## [Exercise description]
It is required that all of the data be written out exactly.

Dataset items
———

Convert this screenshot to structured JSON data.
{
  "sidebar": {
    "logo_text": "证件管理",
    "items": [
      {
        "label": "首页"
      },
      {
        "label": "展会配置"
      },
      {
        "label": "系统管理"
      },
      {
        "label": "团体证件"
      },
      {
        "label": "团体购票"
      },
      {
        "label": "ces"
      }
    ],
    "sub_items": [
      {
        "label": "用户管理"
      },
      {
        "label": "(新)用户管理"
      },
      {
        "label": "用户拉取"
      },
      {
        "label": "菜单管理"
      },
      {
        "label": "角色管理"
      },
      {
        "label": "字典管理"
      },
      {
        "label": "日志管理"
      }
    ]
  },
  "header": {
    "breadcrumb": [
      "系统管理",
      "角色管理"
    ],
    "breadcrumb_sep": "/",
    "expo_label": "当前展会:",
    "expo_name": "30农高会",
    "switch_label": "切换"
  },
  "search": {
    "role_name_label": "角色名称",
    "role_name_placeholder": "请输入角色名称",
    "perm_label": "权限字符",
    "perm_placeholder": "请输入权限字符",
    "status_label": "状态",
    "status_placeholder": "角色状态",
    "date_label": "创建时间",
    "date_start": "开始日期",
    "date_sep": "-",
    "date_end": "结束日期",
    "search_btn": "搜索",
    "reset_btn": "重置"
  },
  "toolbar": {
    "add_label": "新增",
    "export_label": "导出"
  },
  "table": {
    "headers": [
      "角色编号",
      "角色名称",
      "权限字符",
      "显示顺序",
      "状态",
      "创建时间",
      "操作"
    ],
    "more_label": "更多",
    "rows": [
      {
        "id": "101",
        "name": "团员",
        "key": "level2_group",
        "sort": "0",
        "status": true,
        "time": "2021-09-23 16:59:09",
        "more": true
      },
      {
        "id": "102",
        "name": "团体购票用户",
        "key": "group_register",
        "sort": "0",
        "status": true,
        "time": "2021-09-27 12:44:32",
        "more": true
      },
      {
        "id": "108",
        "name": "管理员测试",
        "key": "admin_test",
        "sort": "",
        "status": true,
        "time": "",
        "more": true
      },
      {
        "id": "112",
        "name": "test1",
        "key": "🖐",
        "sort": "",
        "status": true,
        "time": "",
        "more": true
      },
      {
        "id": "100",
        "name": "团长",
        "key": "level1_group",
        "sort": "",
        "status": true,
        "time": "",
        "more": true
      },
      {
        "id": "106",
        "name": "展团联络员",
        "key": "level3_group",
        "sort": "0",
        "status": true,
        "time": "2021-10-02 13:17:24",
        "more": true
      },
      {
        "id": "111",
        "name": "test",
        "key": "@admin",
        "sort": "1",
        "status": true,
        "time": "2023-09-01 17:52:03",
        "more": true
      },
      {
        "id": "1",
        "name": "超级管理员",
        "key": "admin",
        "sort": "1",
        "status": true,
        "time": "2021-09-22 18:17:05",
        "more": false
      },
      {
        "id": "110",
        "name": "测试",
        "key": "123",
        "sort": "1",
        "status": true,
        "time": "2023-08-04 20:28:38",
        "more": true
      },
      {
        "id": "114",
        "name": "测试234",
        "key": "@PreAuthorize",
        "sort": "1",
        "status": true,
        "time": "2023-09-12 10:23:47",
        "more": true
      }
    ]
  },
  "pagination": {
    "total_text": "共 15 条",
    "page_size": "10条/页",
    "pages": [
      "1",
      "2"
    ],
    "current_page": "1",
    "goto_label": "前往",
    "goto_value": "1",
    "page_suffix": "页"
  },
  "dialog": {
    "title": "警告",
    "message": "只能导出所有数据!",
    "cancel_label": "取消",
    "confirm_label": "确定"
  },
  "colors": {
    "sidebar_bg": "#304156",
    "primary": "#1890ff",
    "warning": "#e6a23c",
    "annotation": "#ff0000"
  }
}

———

## [Solution for this problem]
Convert this screenshot to structured JSON data.
{
  "sidebar": {
    "logo_text": "证件管理",
    "items": [
      {
        "label": "首页"
      },
      {
        "label": "展会配置"
      },
      {
        "label": "系统管理"
      },
      {
        "label": "团体证件"
      },
      {
        "label": "团体购票"
      },
      {
        "label": "ces"
      }
    ],
    "sub_items": [
      {
        "label": "用户管理"
      },
      {
        "label": "(新)用户管理"
      },
      {
        "label": "用户拉取"
      },
      {
        "label": "菜单管理"
      },
      {
        "label": "角色管理"
      },
      {
        "label": "字典管理"
      },
      {
        "label": "日志管理"
      }
    ]
  },
  "header": {
    "breadcrumb": [
      "系统管理",
      "角色管理"
    ],
    "breadcrumb_sep": "/",
    "expo_label": "当前展会:",
    "expo_name": "30农高会",
    "switch_label": "切换"
  },
  "search": {
    "role_name_label": "角色名称",
    "role_name_placeholder": "请输入角色名称",
    "perm_label": "权限字符",
    "perm_placeholder": "请输入权限字符",
    "status_label": "状态",
    "status_placeholder": "角色状态",
    "date_label": "创建时间",
    "date_start": "开始日期",
    "date_sep": "-",
    "date_end": "结束日期",
    "search_btn": "搜索",
    "reset_btn": "重置"
  },
  "toolbar": {
    "add_label": "新增",
    "export_label": "导出"
  },
  "table": {
    "headers": [
      "角色编号",
      "角色名称",
      "权限字符",
      "显示顺序",
      "状态",
      "创建时间",
      "操作"
    ],
    "more_label": "更多",
    "rows": [
      {
        "id": "101",
        "name": "团员",
        "key": "level2_group",
        "sort": "0",
        "status": true,
        "time": "2021-09-23 16:59:09",
        "more": true
      },
      {
        "id": "102",
        "name": "团体购票用户",
        "key": "group_register",
        "sort": "0",
        "status": true,
        "time": "2021-09-27 12:44:32",
        "more": true
      },
      {
        "id": "108",
        "name": "管理员测试",
        "key": "admin_test",
        "sort": "",
        "status": true,
        "time": "",
        "more": true
      },
      {
        "id": "112",
        "name": "test1",
        "key": "🖐",
        "sort": "",
        "status": true,
        "time": "",
        "more": true
      },
      {
        "id": "100",
        "name": "团长",
        "key": "level1_group",
        "sort": "",
        "status": true,
        "time": "",
        "more": true
      },
      {
        "id": "106",
        "name": "展团联络员",
        "key": "level3_group",
        "sort": "0",
        "status": true,
        "time": "2021-10-02 13:17:24",
        "more": true
      },
      {
        "id": "111",
        "name": "test",
        "key": "@admin",
        "sort": "1",
        "status": true,
        "time": "2023-09-01 17:52:03",
        "more": true
      },
      {
        "id": "1",
        "name": "超级管理员",
        "key": "admin",
        "sort": "1",
        "status": true,
        "time": "2021-09-22 18:17:05",
        "more": false
      },
      {
        "id": "110",
        "name": "测试",
        "key": "123",
        "sort": "1",
        "status": true,
        "time": "2023-08-04 20:28:38",
        "more": true
      },
      {
        "id": "114",
        "name": "测试234",
        "key": "@PreAuthorize",
        "sort": "1",
        "status": true,
        "time": "2023-09-12 10:23:47",
        "more": true
      }
    ]
  },
  "pagination": {
    "total_text": "共 15 条",
    "page_size": "10条/页",
    "pages": [
      "1",
      "2"
    ],
    "current_page": "1",
    "goto_label": "前往",
    "goto_value": "1",
    "page_suffix": "页"
  },
  "dialog": {
    "title": "警告",
    "message": "只能导出所有数据!",
    "cancel_label": "取消",
    "confirm_label": "确定"
  },
  "colors": {
    "sidebar_bg": "#304156",
    "primary": "#1890ff",
    "warning": "#e6a23c",
    "annotation": "#ff0000"
  }
}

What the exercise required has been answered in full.